TEXT SEGMENT.
Bucharest – Eastern Europe’s Unknown Gem

So many guides show you the little wonders of Rome, London or Paris. Some even dare to propose Prague or Budapest, but how many are actually revealing more about Bucharest?


Located in the Southern part of Romania, this vibrant city has a lot to offer. From good food, to rich history and cheap cocktails, Bucharest can be an amazing city-break destination, while also opening your eyes to a new culture. Romanians are latin, loud and welcoming people, and a trip there will surely create memorable moments.

Here are some information and tricks for a first commer, that would help with organizing your trip. If you’re still not sure, read further – it might convince you that you won’t regret a trip in Eastern Europe’s little Paris.

Why was it called little Paris?

In the flourishing era between 1866 and 1946, Bucharest was developing at a high speed. Many buildings were inspired from French architecture, and long boulevards, like Calea Victoriei, ressembled Champs Elysées.


                                                                              Source for picture: Florin Stanciu

Although not all these old buildings survived the Communistic times and the earthquake from 1977, some areas of the city still keep this wonderful spirit. What places are best at maintaining it?

Old City Center

Although being a ruin for many years, Bucharest’s old city center is now re-established and offers a wonderful overview on Romanian heritage and history. It is well-designed for foreigners, as it has maps and descriptions in English, guiding you through the little streets and introducing you to traditional and historical buildings. One of the best things to see here is the Stavropoleos Church, dating from 1724. With its beautiful interior garden and old architecture, it is a hidden gem worth seeing. You may have seen dozens of enormous Gothic cathedrals during your trips, but you most likely haven’t experienced yet something as cozy and beautiful as this one.

RECORDS PROVIDED.
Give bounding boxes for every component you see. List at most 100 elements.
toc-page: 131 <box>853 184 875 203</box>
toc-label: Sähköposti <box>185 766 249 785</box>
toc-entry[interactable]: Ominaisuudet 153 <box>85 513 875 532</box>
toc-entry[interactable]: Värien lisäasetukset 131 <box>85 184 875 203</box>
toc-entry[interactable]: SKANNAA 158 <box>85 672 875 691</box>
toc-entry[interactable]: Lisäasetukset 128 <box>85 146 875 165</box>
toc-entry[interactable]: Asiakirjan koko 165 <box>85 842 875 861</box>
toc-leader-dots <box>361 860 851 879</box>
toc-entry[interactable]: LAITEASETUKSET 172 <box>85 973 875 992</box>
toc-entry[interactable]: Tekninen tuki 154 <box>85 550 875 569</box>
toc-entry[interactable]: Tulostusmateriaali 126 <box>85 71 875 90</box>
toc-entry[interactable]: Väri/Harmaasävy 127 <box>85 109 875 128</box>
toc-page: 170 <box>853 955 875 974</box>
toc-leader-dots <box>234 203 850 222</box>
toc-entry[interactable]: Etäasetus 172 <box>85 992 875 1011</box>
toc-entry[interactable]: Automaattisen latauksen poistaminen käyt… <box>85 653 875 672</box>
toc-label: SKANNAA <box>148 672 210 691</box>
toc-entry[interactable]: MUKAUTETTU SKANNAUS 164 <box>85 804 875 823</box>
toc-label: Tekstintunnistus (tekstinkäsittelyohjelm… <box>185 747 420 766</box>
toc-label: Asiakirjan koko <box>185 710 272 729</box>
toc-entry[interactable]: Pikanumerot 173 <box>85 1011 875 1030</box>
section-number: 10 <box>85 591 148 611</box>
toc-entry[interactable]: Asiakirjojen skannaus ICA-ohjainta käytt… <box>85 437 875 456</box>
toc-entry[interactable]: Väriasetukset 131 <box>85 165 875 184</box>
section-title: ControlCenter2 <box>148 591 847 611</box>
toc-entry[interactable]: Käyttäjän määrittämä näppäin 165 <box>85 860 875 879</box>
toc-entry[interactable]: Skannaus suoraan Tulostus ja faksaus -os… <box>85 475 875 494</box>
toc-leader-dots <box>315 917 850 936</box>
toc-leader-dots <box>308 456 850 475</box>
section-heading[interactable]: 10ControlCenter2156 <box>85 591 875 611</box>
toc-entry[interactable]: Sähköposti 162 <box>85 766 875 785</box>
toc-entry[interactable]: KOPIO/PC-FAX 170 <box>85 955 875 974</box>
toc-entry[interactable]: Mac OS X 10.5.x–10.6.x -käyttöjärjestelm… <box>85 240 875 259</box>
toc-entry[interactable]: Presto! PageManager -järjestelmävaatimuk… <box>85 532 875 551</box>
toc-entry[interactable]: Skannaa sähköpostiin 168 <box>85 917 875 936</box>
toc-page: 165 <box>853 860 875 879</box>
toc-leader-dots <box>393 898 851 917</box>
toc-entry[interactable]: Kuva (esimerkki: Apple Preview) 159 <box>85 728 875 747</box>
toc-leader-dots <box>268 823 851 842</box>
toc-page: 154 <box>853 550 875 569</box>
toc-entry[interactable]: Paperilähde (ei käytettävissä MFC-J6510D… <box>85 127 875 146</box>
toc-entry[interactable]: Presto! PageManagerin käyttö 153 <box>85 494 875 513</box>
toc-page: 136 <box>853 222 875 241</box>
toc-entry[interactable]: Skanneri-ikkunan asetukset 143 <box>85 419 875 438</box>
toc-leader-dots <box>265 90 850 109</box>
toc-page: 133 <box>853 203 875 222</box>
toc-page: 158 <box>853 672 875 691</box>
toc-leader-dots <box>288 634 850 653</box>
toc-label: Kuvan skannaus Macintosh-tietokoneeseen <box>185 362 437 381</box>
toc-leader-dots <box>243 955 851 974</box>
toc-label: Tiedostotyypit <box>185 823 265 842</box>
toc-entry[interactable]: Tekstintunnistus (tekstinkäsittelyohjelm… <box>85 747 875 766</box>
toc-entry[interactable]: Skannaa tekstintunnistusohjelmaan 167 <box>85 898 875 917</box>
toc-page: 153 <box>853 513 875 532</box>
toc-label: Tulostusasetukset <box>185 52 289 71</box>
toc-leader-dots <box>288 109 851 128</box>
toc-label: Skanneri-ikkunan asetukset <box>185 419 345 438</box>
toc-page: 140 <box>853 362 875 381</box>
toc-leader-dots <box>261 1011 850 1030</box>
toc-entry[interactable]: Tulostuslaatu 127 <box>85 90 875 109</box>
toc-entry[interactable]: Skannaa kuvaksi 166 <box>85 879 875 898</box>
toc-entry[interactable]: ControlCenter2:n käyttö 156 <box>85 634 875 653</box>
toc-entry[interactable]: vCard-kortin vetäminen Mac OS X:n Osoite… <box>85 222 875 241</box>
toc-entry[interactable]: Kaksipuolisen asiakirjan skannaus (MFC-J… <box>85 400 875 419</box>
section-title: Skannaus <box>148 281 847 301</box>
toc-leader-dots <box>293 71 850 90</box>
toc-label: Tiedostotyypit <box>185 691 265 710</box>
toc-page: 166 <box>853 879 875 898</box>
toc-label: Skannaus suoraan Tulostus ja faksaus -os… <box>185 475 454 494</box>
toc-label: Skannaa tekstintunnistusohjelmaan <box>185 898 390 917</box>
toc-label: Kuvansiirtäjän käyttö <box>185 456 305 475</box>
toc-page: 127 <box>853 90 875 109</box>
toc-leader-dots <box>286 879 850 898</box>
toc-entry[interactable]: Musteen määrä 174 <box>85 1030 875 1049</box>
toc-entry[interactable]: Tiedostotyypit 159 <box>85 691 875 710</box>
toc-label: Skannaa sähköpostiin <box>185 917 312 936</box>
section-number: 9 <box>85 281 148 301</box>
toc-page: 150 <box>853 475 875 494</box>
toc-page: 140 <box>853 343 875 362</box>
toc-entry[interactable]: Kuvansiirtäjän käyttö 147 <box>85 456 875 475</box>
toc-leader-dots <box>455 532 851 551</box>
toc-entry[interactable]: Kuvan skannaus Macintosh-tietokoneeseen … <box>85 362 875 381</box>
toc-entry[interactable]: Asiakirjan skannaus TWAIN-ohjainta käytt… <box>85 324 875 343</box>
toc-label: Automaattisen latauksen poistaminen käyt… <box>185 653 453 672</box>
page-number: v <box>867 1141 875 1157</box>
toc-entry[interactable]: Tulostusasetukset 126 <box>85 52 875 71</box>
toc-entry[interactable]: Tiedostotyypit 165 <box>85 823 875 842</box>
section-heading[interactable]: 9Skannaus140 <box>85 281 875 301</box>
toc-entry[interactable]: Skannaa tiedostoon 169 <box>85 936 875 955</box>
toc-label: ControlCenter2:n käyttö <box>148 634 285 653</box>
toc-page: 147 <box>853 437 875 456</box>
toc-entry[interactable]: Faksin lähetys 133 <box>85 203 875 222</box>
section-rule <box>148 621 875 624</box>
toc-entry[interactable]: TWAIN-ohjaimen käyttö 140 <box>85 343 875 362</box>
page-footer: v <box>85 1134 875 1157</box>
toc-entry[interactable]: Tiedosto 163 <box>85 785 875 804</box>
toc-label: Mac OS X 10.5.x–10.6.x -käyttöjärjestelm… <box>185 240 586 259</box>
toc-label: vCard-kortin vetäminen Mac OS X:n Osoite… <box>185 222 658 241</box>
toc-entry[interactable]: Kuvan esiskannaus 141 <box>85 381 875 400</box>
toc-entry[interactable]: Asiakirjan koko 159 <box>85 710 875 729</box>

EXERCISE TASKS.
**1)** Answer these questions from the Bucharest travel piece, marking each answer with its letter.
(a) Between which years did Bucharest's flourishing era fall?
(b) Which boulevard resembled the Champs Elysées?
(c) From what year does the Stavropoleos Church date?
**2)** Decide whether each statement agrees with the Bucharest travel piece. Answer yes or no, and quote the words from the text that settle it.
(a) The old city center offers maps and descriptions in English.
(b) All of the old French-inspired buildings survived to the present day.
(c) Bucharest lies in the northern part of Romania.
**3)** Continue the Bucharest travel piece from where it stops.

FINAL RESULTS.
**1)**
(a) 1866 and 1946
(b) Calea Victoriei
(c) 1724

**2)**
(a) Yes: "it has maps and descriptions in English"
(b) No: "Although not all these old buildings survived the Communistic times and the earthquake from 1977"
(c) No: "Located in the Southern part of Romania"

**3)**
The Old City Center is also famous for its restaurants and clubs. Two of these places are worth mentioning, as they offer a glimpse of Romanian tradition and old times. These are Hanu’ lui Manuc, an old inn, and Caru’ cu Bere. The architecture of these places is glorious, the food is traditional and the service exceptional. It’s worth giving them a try!

Another must-see place situated in the Old Town is the Carturesti Carusel Bookstore. Its opening was famous all around the globe, and its architecture is breathtaking. It is a very well-lit building, consisting of thousands of books, CDs, games, traditional souvenirs and gifts. It feels like you’re entering another universe, so make sure you check it out.

Calea Victoriei

Cales Victoriei is warmly recommended, if you feel like taking a nice walk on one of the city’s most beautiful streets, filled with great architecture, expensive shops and several museums. It used to be called the Romanian Champs Elysées. Some beautiful buildings you shouldn’t miss are: George Enescu Museum (Romania’s most famous composer), located in the former Cantacuzino Palace.  Not only is its architecture a great example of Art Nouveau style, but the museum is a cultural landscape, as you can  learn more about the life of Romania’s most famous composer.


Photo: Nico TrinkhausMemorial of Rebirth | Bucharest, Romania – CC-BY-NC

Moving on, you will also be passing by the Revolution Square. Here you can find an emblematic sculpture, built after the fall of the communism. It is called the Monument of Rebirth, and it celebrates the memorial of those who fell in the revolution in 1989.

This beautiful square also hosts the Atheneum, which is an architectural jewel. On the other side of the street you can find the National Museum of Arts, which used to be the Royal Palace. This is a very big building, hard to miss, hosting both Romanian and foreign art. Make sure to reserve at least half a day to visit it, if you’re interested, as it is very rich and captivating.

This walk would end in Victoria Square, which also hosts a must-see museum: Grigore Antipa – Natural History Museum. One of the most modern museums Romania has, this one shows you nature at its best, from the beginnings until now. It is very interactive, not expensive and surely entertaining, especially if you’re traveling with children.

Let’s go back to tradition

Not very far from Victoria Square, you can find the Peasant Museum, containing arts and crafts, artisanal products and traditional clothing and architecture. If you want to learn even more about the traditional architecture, you can also try the Village Museum, close to Herastrau Park (Bucharest’s green lung).

But one of the best traditional things you will experience here is food. Romanian food is rich in taste, often made with organic ingredients and old recipes, spread over various generations.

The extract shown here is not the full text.